::: Data for this task
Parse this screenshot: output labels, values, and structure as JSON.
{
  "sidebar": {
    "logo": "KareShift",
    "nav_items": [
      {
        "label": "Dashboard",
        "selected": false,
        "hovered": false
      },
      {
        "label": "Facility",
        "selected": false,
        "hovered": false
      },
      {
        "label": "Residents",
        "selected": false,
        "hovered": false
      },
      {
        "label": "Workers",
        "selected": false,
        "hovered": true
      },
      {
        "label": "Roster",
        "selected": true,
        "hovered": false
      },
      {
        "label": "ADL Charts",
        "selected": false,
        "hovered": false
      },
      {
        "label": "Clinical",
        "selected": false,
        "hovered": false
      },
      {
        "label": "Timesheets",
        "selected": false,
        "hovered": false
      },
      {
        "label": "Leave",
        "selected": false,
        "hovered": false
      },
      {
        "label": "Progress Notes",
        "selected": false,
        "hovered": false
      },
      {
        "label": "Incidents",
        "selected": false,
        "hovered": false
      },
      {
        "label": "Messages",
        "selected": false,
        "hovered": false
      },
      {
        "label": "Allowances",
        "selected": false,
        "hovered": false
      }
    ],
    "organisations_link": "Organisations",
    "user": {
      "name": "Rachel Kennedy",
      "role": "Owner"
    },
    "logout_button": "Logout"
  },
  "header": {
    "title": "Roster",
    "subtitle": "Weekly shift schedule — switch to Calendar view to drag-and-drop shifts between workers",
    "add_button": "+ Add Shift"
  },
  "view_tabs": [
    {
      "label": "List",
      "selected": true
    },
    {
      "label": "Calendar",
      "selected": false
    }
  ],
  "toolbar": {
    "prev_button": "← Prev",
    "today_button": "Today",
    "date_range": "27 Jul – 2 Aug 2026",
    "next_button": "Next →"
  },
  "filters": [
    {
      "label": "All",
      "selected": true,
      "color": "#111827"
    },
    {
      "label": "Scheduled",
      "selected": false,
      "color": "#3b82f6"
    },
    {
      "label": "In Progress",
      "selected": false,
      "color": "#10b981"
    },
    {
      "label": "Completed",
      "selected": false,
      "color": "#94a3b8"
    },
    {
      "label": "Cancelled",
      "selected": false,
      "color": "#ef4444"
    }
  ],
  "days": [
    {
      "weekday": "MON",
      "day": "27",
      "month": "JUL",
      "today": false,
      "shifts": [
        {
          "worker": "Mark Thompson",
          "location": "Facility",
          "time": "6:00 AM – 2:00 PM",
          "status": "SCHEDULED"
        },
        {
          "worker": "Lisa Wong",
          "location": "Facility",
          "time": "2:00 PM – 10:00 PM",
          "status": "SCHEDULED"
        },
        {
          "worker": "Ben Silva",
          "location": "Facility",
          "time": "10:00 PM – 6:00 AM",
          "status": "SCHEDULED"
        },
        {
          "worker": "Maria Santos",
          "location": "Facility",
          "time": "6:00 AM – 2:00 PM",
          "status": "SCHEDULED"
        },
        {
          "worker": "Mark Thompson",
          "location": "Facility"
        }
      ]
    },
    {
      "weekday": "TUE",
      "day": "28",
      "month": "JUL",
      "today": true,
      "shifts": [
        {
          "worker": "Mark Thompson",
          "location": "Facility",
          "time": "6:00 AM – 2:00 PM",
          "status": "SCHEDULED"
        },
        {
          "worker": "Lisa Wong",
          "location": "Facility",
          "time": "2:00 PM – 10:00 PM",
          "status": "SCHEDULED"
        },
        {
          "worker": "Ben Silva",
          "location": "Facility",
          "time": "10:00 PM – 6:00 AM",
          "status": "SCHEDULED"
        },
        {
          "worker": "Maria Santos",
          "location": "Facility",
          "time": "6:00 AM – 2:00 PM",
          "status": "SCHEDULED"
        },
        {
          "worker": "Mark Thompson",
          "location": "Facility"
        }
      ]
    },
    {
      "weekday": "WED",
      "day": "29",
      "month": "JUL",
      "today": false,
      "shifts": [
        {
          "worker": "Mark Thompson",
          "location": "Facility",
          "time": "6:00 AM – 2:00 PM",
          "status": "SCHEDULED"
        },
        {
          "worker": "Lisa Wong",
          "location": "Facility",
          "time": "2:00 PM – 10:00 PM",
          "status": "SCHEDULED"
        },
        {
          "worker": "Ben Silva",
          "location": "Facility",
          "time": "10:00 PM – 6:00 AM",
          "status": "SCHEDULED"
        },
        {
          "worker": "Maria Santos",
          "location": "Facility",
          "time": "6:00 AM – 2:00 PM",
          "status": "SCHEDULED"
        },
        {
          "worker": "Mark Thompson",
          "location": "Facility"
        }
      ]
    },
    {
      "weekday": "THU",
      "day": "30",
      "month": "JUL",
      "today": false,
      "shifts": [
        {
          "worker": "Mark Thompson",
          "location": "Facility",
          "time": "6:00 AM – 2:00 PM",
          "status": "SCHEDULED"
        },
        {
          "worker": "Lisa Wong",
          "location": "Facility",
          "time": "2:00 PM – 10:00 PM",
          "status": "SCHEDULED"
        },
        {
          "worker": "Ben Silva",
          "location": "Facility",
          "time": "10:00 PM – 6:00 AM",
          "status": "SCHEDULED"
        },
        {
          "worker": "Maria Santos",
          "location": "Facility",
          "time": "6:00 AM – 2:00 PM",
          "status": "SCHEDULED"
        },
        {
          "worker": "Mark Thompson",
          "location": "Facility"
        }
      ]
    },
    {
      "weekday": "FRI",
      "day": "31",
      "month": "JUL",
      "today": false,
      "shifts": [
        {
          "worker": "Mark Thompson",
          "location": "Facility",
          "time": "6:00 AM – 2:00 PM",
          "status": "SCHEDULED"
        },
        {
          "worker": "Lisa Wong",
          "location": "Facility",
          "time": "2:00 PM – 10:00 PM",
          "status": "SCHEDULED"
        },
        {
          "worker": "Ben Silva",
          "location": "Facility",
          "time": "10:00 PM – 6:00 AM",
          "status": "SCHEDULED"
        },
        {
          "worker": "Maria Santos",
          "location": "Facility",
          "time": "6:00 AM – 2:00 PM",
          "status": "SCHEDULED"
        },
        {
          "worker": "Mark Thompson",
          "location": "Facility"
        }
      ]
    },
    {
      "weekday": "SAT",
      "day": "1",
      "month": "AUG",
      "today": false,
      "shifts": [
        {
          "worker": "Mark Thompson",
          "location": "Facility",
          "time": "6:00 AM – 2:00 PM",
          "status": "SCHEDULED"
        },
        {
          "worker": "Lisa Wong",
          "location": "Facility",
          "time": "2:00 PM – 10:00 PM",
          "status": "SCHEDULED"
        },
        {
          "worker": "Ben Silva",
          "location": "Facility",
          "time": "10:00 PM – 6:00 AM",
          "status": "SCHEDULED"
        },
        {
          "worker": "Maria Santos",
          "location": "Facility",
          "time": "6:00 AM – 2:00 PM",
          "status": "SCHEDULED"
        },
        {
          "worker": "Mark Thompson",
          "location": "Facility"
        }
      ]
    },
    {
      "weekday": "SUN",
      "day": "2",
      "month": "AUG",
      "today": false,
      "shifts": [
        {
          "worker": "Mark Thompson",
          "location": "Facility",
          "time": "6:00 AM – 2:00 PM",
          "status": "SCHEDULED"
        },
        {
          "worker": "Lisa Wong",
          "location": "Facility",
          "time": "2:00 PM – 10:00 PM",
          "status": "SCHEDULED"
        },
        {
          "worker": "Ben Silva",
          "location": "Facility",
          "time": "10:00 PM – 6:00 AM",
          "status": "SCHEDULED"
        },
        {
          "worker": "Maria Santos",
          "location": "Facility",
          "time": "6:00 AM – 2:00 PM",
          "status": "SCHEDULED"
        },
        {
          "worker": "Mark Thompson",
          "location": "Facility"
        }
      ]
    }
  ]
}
::::::
■ Given request: Type out the material again exactly as presented.

■ The reply:
Parse this screenshot: output labels, values, and structure as JSON.
{
  "sidebar": {
    "logo": "KareShift",
    "nav_items": [
      {
        "label": "Dashboard",
        "selected": false,
        "hovered": false
      },
      {
        "label": "Facility",
        "selected": false,
        "hovered": false
      },
      {
        "label": "Residents",
        "selected": false,
        "hovered": false
      },
      {
        "label": "Workers",
        "selected": false,
        "hovered": true
      },
      {
        "label": "Roster",
        "selected": true,
        "hovered": false
      },
      {
        "label": "ADL Charts",
        "selected": false,
        "hovered": false
      },
      {
        "label": "Clinical",
        "selected": false,
        "hovered": false
      },
      {
        "label": "Timesheets",
        "selected": false,
        "hovered": false
      },
      {
        "label": "Leave",
        "selected": false,
        "hovered": false
      },
      {
        "label": "Progress Notes",
        "selected": false,
        "hovered": false
      },
      {
        "label": "Incidents",
        "selected": false,
        "hovered": false
      },
      {
        "label": "Messages",
        "selected": false,
        "hovered": false
      },
      {
        "label": "Allowances",
        "selected": false,
        "hovered": false
      }
    ],
    "organisations_link": "Organisations",
    "user": {
      "name": "Rachel Kennedy",
      "role": "Owner"
    },
    "logout_button": "Logout"
  },
  "header": {
    "title": "Roster",
    "subtitle": "Weekly shift schedule — switch to Calendar view to drag-and-drop shifts between workers",
    "add_button": "+ Add Shift"
  },
  "view_tabs": [
    {
      "label": "List",
      "selected": true
    },
    {
      "label": "Calendar",
      "selected": false
    }
  ],
  "toolbar": {
    "prev_button": "← Prev",
    "today_button": "Today",
    "date_range": "27 Jul – 2 Aug 2026",
    "next_button": "Next →"
  },
  "filters": [
    {
      "label": "All",
      "selected": true,
      "color": "#111827"
    },
    {
      "label": "Scheduled",
      "selected": false,
      "color": "#3b82f6"
    },
    {
      "label": "In Progress",
      "selected": false,
      "color": "#10b981"
    },
    {
      "label": "Completed",
      "selected": false,
      "color": "#94a3b8"
    },
    {
      "label": "Cancelled",
      "selected": false,
      "color": "#ef4444"
    }
  ],
  "days": [
    {
      "weekday": "MON",
      "day": "27",
      "month": "JUL",
      "today": false,
      "shifts": [
        {
          "worker": "Mark Thompson",
          "location": "Facility",
          "time": "6:00 AM – 2:00 PM",
          "status": "SCHEDULED"
        },
        {
          "worker": "Lisa Wong",
          "location": "Facility",
          "time": "2:00 PM – 10:00 PM",
          "status": "SCHEDULED"
        },
        {
          "worker": "Ben Silva",
          "location": "Facility",
          "time": "10:00 PM – 6:00 AM",
          "status": "SCHEDULED"
        },
        {
          "worker": "Maria Santos",
          "location": "Facility",
          "time": "6:00 AM – 2:00 PM",
          "status": "SCHEDULED"
        },
        {
          "worker": "Mark Thompson",
          "location": "Facility"
        }
      ]
    },
    {
      "weekday": "TUE",
      "day": "28",
      "month": "JUL",
      "today": true,
      "shifts": [
        {
          "worker": "Mark Thompson",
          "location": "Facility",
          "time": "6:00 AM – 2:00 PM",
          "status": "SCHEDULED"
        },
        {
          "worker": "Lisa Wong",
          "location": "Facility",
          "time": "2:00 PM – 10:00 PM",
          "status": "SCHEDULED"
        },
        {
          "worker": "Ben Silva",
          "location": "Facility",
          "time": "10:00 PM – 6:00 AM",
          "status": "SCHEDULED"
        },
        {
          "worker": "Maria Santos",
          "location": "Facility",
          "time": "6:00 AM – 2:00 PM",
          "status": "SCHEDULED"
        },
        {
          "worker": "Mark Thompson",
          "location": "Facility"
        }
      ]
    },
    {
      "weekday": "WED",
      "day": "29",
      "month": "JUL",
      "today": false,
      "shifts": [
        {
          "worker": "Mark Thompson",
          "location": "Facility",
          "time": "6:00 AM – 2:00 PM",
          "status": "SCHEDULED"
        },
        {
          "worker": "Lisa Wong",
          "location": "Facility",
          "time": "2:00 PM – 10:00 PM",
          "status": "SCHEDULED"
        },
        {
          "worker": "Ben Silva",
          "location": "Facility",
          "time": "10:00 PM – 6:00 AM",
          "status": "SCHEDULED"
        },
        {
          "worker": "Maria Santos",
          "location": "Facility",
          "time": "6:00 AM – 2:00 PM",
          "status": "SCHEDULED"
        },
        {
          "worker": "Mark Thompson",
          "location": "Facility"
        }
      ]
    },
    {
      "weekday": "THU",
      "day": "30",
      "month": "JUL",
      "today": false,
      "shifts": [
        {
          "worker": "Mark Thompson",
          "location": "Facility",
          "time": "6:00 AM – 2:00 PM",
          "status": "SCHEDULED"
        },
        {
          "worker": "Lisa Wong",
          "location": "Facility",
          "time": "2:00 PM – 10:00 PM",
          "status": "SCHEDULED"
        },
        {
          "worker": "Ben Silva",
          "location": "Facility",
          "time": "10:00 PM – 6:00 AM",
          "status": "SCHEDULED"
        },
        {
          "worker": "Maria Santos",
          "location": "Facility",
          "time": "6:00 AM – 2:00 PM",
          "status": "SCHEDULED"
        },
        {
          "worker": "Mark Thompson",
          "location": "Facility"
        }
      ]
    },
    {
      "weekday": "FRI",
      "day": "31",
      "month": "JUL",
      "today": false,
      "shifts": [
        {
          "worker": "Mark Thompson",
          "location": "Facility",
          "time": "6:00 AM – 2:00 PM",
          "status": "SCHEDULED"
        },
        {
          "worker": "Lisa Wong",
          "location": "Facility",
          "time": "2:00 PM – 10:00 PM",
          "status": "SCHEDULED"
        },
        {
          "worker": "Ben Silva",
          "location": "Facility",
          "time": "10:00 PM – 6:00 AM",
          "status": "SCHEDULED"
        },
        {
          "worker": "Maria Santos",
          "location": "Facility",
          "time": "6:00 AM – 2:00 PM",
          "status": "SCHEDULED"
        },
        {
          "worker": "Mark Thompson",
          "location": "Facility"
        }
      ]
    },
    {
      "weekday": "SAT",
      "day": "1",
      "month": "AUG",
      "today": false,
      "shifts": [
        {
          "worker": "Mark Thompson",
          "location": "Facility",
          "time": "6:00 AM – 2:00 PM",
          "status": "SCHEDULED"
        },
        {
          "worker": "Lisa Wong",
          "location": "Facility",
          "time": "2:00 PM – 10:00 PM",
          "status": "SCHEDULED"
        },
        {
          "worker": "Ben Silva",
          "location": "Facility",
          "time": "10:00 PM – 6:00 AM",
          "status": "SCHEDULED"
        },
        {
          "worker": "Maria Santos",
          "location": "Facility",
          "time": "6:00 AM – 2:00 PM",
          "status": "SCHEDULED"
        },
        {
          "worker": "Mark Thompson",
          "location": "Facility"
        }
      ]
    },
    {
      "weekday": "SUN",
      "day": "2",
      "month": "AUG",
      "today": false,
      "shifts": [
        {
          "worker": "Mark Thompson",
          "location": "Facility",
          "time": "6:00 AM – 2:00 PM",
          "status": "SCHEDULED"
        },
        {
          "worker": "Lisa Wong",
          "location": "Facility",
          "time": "2:00 PM – 10:00 PM",
          "status": "SCHEDULED"
        },
        {
          "worker": "Ben Silva",
          "location": "Facility",
          "time": "10:00 PM – 6:00 AM",
          "status": "SCHEDULED"
        },
        {
          "worker": "Maria Santos",
          "location": "Facility",
          "time": "6:00 AM – 2:00 PM",
          "status": "SCHEDULED"
        },
        {
          "worker": "Mark Thompson",
          "location": "Facility"
        }
      ]
    }
  ]
}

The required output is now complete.